Input material –
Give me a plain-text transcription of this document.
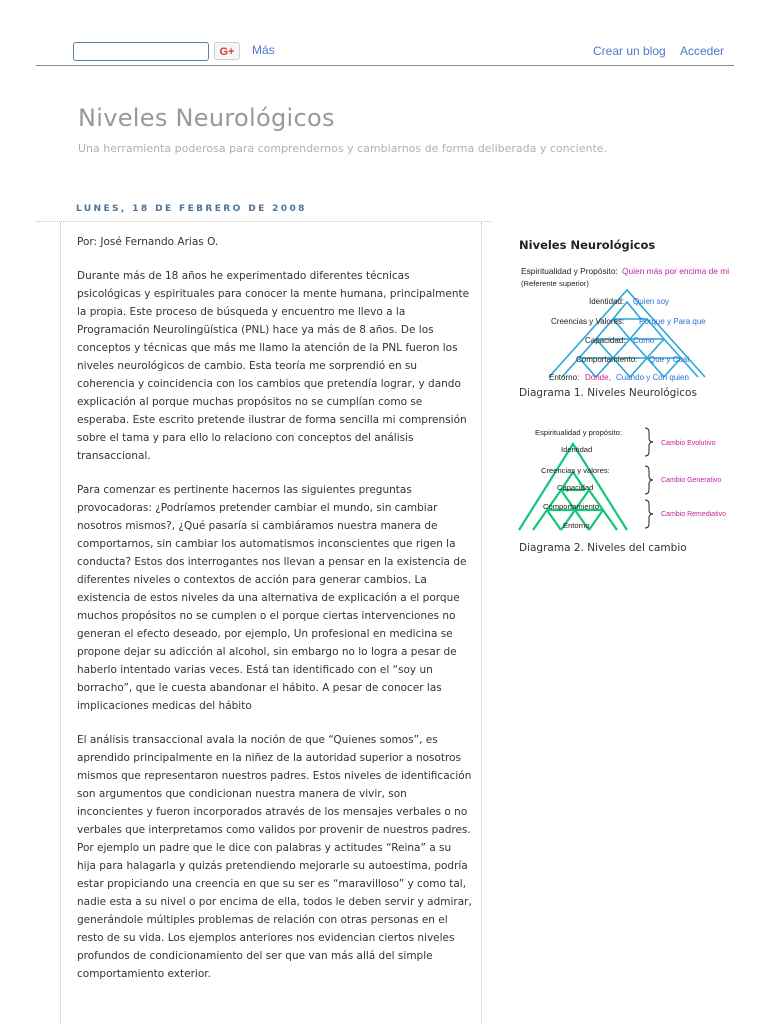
G+	Más	Crear un blog Acceder
Niveles Neurológicos
Una herramienta poderosa para comprendernos y cambiarnos de forma deliberada y conciente.
LUNES, 18 DE FEBRERO DE 2008

Por: José Fernando Arias O.

Durante más de 18 años he experimentado diferentes técnicas psicológicas y espirituales para conocer la mente humana, principalmente la propia. Este proceso de búsqueda y encuentro me llevo a la Programación Neurolingüística (PNL) hace ya más de 8 años. De los conceptos y técnicas que más me llamo la atención de la PNL fueron los niveles neurológicos de cambio. Esta teoría me sorprendió en su coherencia y coincidencia con los cambios que pretendía lograr, y dando explicación al porque muchas propósitos no se cumplían como se esperaba. Este escrito pretende ilustrar de forma sencilla mi comprensión sobre el tama y para ello lo relaciono con conceptos del análisis transaccional.

Para comenzar es pertinente hacernos las siguientes preguntas provocadoras: ¿Podríamos pretender cambiar el mundo, sin cambiar nosotros mismos?, ¿Qué pasaría si cambiáramos nuestra manera de comportarnos, sin cambiar los automatismos inconscientes que rigen la conducta? Estos dos interrogantes nos llevan a pensar en la existencia de diferentes niveles o contextos de acción para generar cambios. La existencia de estos niveles da una alternativa de explicación a el porque muchos propósitos no se cumplen o el porque ciertas intervenciones no generan el efecto deseado, por ejemplo, Un profesional en medicina se propone dejar su adicción al alcohol, sin embargo no lo logra a pesar de haberlo intentado varias veces. Está tan identificado con el “soy un borracho”, que le cuesta abandonar el hábito. A pesar de conocer las implicaciones medicas del hábito

El análisis transaccional avala la noción de que “Quienes somos”, es aprendido principalmente en la niñez de la autoridad superior a nosotros mismos que representaron nuestros padres. Estos niveles de identificación son argumentos que condicionan nuestra manera de vivir, son inconcientes y fueron incorporados através de los mensajes verbales o no verbales que interpretamos como validos por provenir de nuestros padres. Por ejemplo un padre que le dice con palabras y actitudes “Reina” a su hija para halagarla y quizás pretendiendo mejorarle su autoestima, podría estar propiciando una creencia en que su ser es “maravilloso” y como tal, nadie esta a su nivel o por encima de ella, todos le deben servir y admirar, generándole múltiples problemas de relación con otras personas en el resto de su vida. Los ejemplos anteriores nos evidencian ciertos niveles profundos de condicionamiento del ser que van más allá del simple comportamiento exterior.

Niveles Neurológicos
Espiritualidad y Propósito: Quien más por encima de mi
(Referente superior)
Identidad: Quien soy
Creencias y Valores: Porque y Para que
Capacidad: Como
Comportamiento: Que y Cual
Entorno: Donde, Cuando y Con quien
Diagrama 1. Niveles Neurológicos
Espiritualidad y propósito:
Identidad
Creencias y valores:
Capacidad
Comportamiento
Entorno
Cambio Evolutivo
Cambio Generativo
Cambio Remediativo
Diagrama 2. Niveles del cambio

Directions for this task –
Go through the material above and copy each line that has the word "forma".

Result of the exercise –
Una herramienta poderosa para comprendernos y cambiarnos de forma deliberada y conciente.
Durante más de 18 años he experimentado diferentes técnicas psicológicas y espirituales para conocer la mente humana, principalmente la propia. Este proceso de búsqueda y encuentro me llevo a la Programación Neurolingüística (PNL) hace ya más de 8 años. De los conceptos y técnicas que más me llamo la atención de la PNL fueron los niveles neurológicos de cambio. Esta teoría me sorprendió en su coherencia y coincidencia con los cambios que pretendía lograr, y dando explicación al porque muchas propósitos no se cumplían como se esperaba. Este escrito pretende ilustrar de forma sencilla mi comprensión sobre el tama y para ello lo relaciono con conceptos del análisis transaccional.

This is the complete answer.